- [Written exercise]:
Reproduce the records below exactly, leaving out any pictures.

>> begin Material provided

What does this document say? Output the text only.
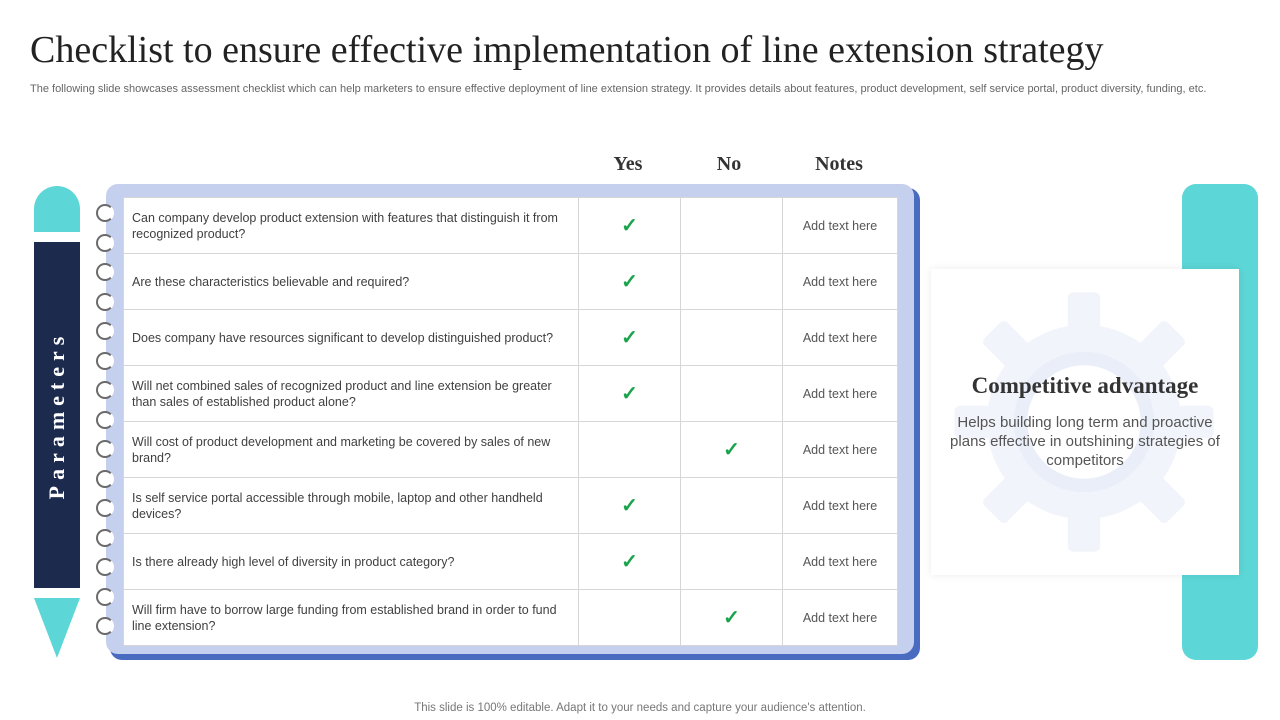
Checklist to ensure effective implementation of line extension strategy
The following slide showcases assessment checklist which can help marketers to ensure effective deployment of line extension strategy. It provides details about features, product development, self service portal, product diversity, funding, etc.
Yes	No	Notes
Parameters
Can company develop product extension with features that distinguish it from recognized product?	✓		Add text here
Are these characteristics believable and required?	✓		Add text here
Does company have resources significant to develop distinguished product?	✓		Add text here
Will net combined sales of recognized product and line extension be greater than sales of established product alone?	✓		Add text here
Will cost of product development and marketing be covered by sales of new brand?		✓	Add text here
Is self service portal accessible through mobile, laptop and other handheld devices?	✓		Add text here
Is there already high level of diversity in product category?	✓		Add text here
Will firm have to borrow large funding from established brand in order to fund line extension?		✓	Add text here
Competitive advantage
Helps building long term and proactive plans effective in outshining strategies of competitors
This slide is 100% editable. Adapt it to your needs and capture your audience's attention.
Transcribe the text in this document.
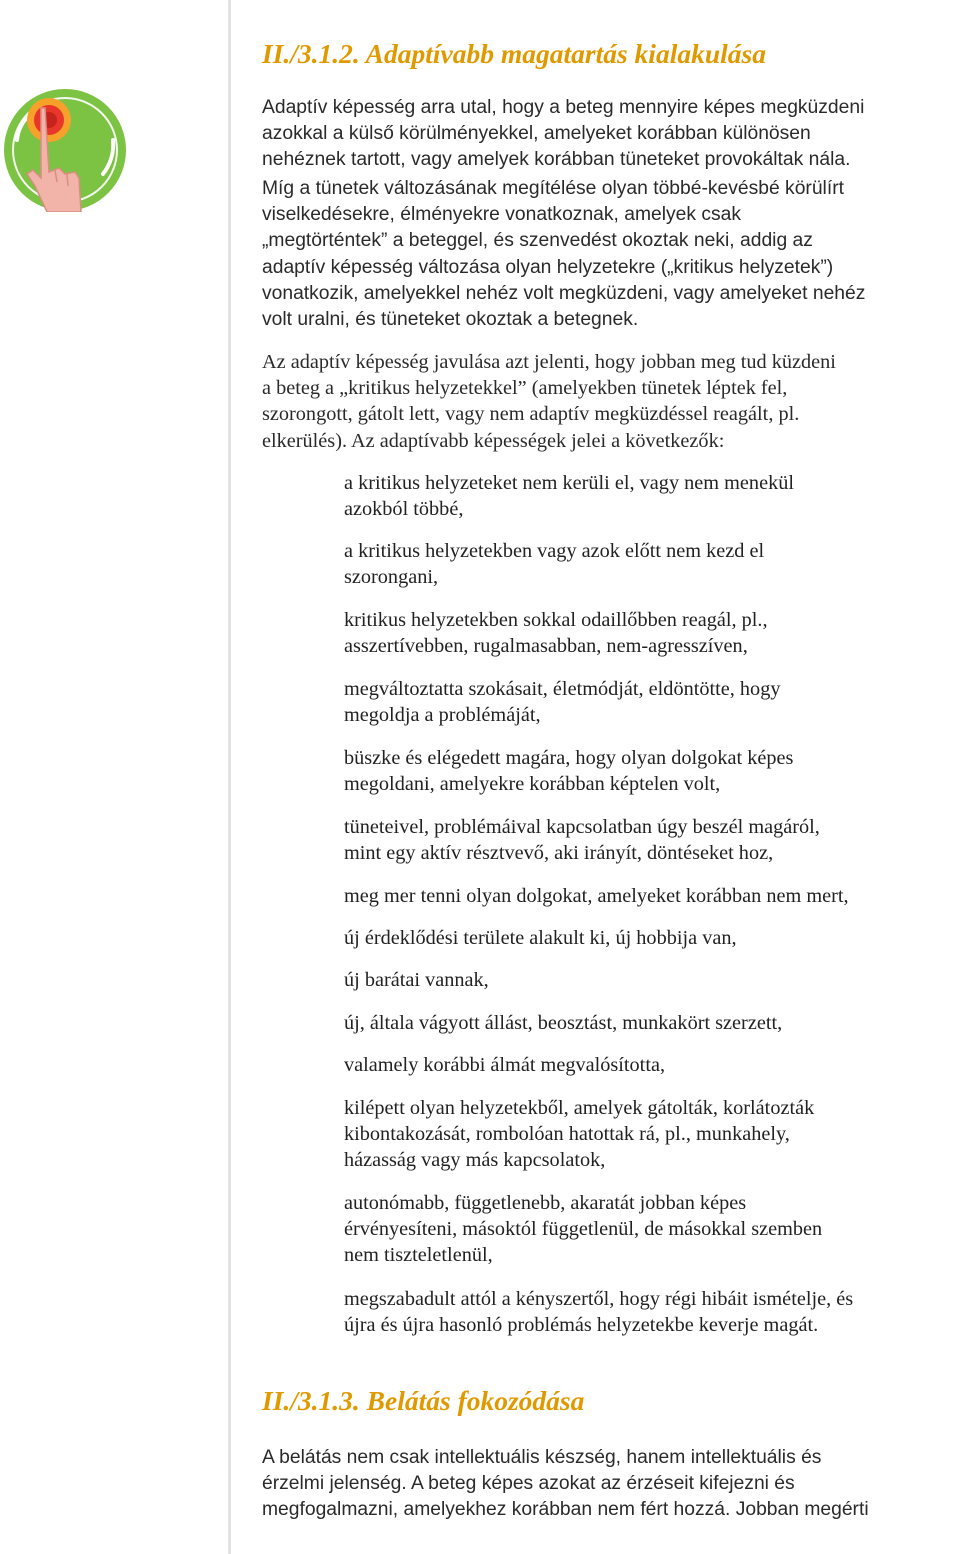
II./3.1.2. Adaptívabb magatartás kialakulása
Adaptív képesség arra utal, hogy a beteg mennyire képes megküzdeni
azokkal a külső körülményekkel, amelyeket korábban különösen
nehéznek tartott, vagy amelyek korábban tüneteket provokáltak nála.
Míg a tünetek változásának megítélése olyan többé-kevésbé körülírt
viselkedésekre, élményekre vonatkoznak, amelyek csak
„megtörténtek” a beteggel, és szenvedést okoztak neki, addig az
adaptív képesség változása olyan helyzetekre („kritikus helyzetek”)
vonatkozik, amelyekkel nehéz volt megküzdeni, vagy amelyeket nehéz
volt uralni, és tüneteket okoztak a betegnek.
Az adaptív képesség javulása azt jelenti, hogy jobban meg tud küzdeni
a beteg a „kritikus helyzetekkel” (amelyekben tünetek léptek fel,
szorongott, gátolt lett, vagy nem adaptív megküzdéssel reagált, pl.
elkerülés). Az adaptívabb képességek jelei a következők:
a kritikus helyzeteket nem kerüli el, vagy nem menekül
azokból többé,
a kritikus helyzetekben vagy azok előtt nem kezd el
szorongani,
kritikus helyzetekben sokkal odaillőbben reagál, pl.,
asszertívebben, rugalmasabban, nem-agresszíven,
megváltoztatta szokásait, életmódját, eldöntötte, hogy
megoldja a problémáját,
büszke és elégedett magára, hogy olyan dolgokat képes
megoldani, amelyekre korábban képtelen volt,
tüneteivel, problémáival kapcsolatban úgy beszél magáról,
mint egy aktív résztvevő, aki irányít, döntéseket hoz,
meg mer tenni olyan dolgokat, amelyeket korábban nem mert,
új érdeklődési területe alakult ki, új hobbija van,
új barátai vannak,
új, általa vágyott állást, beosztást, munkakört szerzett,
valamely korábbi álmát megvalósította,
kilépett olyan helyzetekből, amelyek gátolták, korlátozták
kibontakozását, rombolóan hatottak rá, pl., munkahely,
házasság vagy más kapcsolatok,
autonómabb, függetlenebb, akaratát jobban képes
érvényesíteni, másoktól függetlenül, de másokkal szemben
nem tiszteletlenül,
megszabadult attól a kényszertől, hogy régi hibáit ismételje, és
újra és újra hasonló problémás helyzetekbe keverje magát.
II./3.1.3. Belátás fokozódása
A belátás nem csak intellektuális készség, hanem intellektuális és
érzelmi jelenség. A beteg képes azokat az érzéseit kifejezni és
megfogalmazni, amelyekhez korábban nem fért hozzá. Jobban megérti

>> end Material provided

- [Written answer]:
What does this document say? Output the text only.
Checklist to ensure effective implementation of line extension strategy
The following slide showcases assessment checklist which can help marketers to ensure effective deployment of line extension strategy. It provides details about features, product development, self service portal, product diversity, funding, etc.
Yes	No	Notes
Parameters
Can company develop product extension with features that distinguish it from recognized product?	✓		Add text here
Are these characteristics believable and required?	✓		Add text here
Does company have resources significant to develop distinguished product?	✓		Add text here
Will net combined sales of recognized product and line extension be greater than sales of established product alone?	✓		Add text here
Will cost of product development and marketing be covered by sales of new brand?		✓	Add text here
Is self service portal accessible through mobile, laptop and other handheld devices?	✓		Add text here
Is there already high level of diversity in product category?	✓		Add text here
Will firm have to borrow large funding from established brand in order to fund line extension?		✓	Add text here
Competitive advantage
Helps building long term and proactive plans effective in outshining strategies of competitors
This slide is 100% editable. Adapt it to your needs and capture your audience's attention.
Transcribe the text in this document.
II./3.1.2. Adaptívabb magatartás kialakulása
Adaptív képesség arra utal, hogy a beteg mennyire képes megküzdeni
azokkal a külső körülményekkel, amelyeket korábban különösen
nehéznek tartott, vagy amelyek korábban tüneteket provokáltak nála.
Míg a tünetek változásának megítélése olyan többé-kevésbé körülírt
viselkedésekre, élményekre vonatkoznak, amelyek csak
„megtörténtek” a beteggel, és szenvedést okoztak neki, addig az
adaptív képesség változása olyan helyzetekre („kritikus helyzetek”)
vonatkozik, amelyekkel nehéz volt megküzdeni, vagy amelyeket nehéz
volt uralni, és tüneteket okoztak a betegnek.
Az adaptív képesség javulása azt jelenti, hogy jobban meg tud küzdeni
a beteg a „kritikus helyzetekkel” (amelyekben tünetek léptek fel,
szorongott, gátolt lett, vagy nem adaptív megküzdéssel reagált, pl.
elkerülés). Az adaptívabb képességek jelei a következők:
a kritikus helyzeteket nem kerüli el, vagy nem menekül
azokból többé,
a kritikus helyzetekben vagy azok előtt nem kezd el
szorongani,
kritikus helyzetekben sokkal odaillőbben reagál, pl.,
asszertívebben, rugalmasabban, nem-agresszíven,
megváltoztatta szokásait, életmódját, eldöntötte, hogy
megoldja a problémáját,
büszke és elégedett magára, hogy olyan dolgokat képes
megoldani, amelyekre korábban képtelen volt,
tüneteivel, problémáival kapcsolatban úgy beszél magáról,
mint egy aktív résztvevő, aki irányít, döntéseket hoz,
meg mer tenni olyan dolgokat, amelyeket korábban nem mert,
új érdeklődési területe alakult ki, új hobbija van,
új barátai vannak,
új, általa vágyott állást, beosztást, munkakört szerzett,
valamely korábbi álmát megvalósította,
kilépett olyan helyzetekből, amelyek gátolták, korlátozták
kibontakozását, rombolóan hatottak rá, pl., munkahely,
házasság vagy más kapcsolatok,
autonómabb, függetlenebb, akaratát jobban képes
érvényesíteni, másoktól függetlenül, de másokkal szemben
nem tiszteletlenül,
megszabadult attól a kényszertől, hogy régi hibáit ismételje, és
újra és újra hasonló problémás helyzetekbe keverje magát.
II./3.1.3. Belátás fokozódása
A belátás nem csak intellektuális készség, hanem intellektuális és
érzelmi jelenség. A beteg képes azokat az érzéseit kifejezni és
megfogalmazni, amelyekhez korábban nem fért hozzá. Jobban megérti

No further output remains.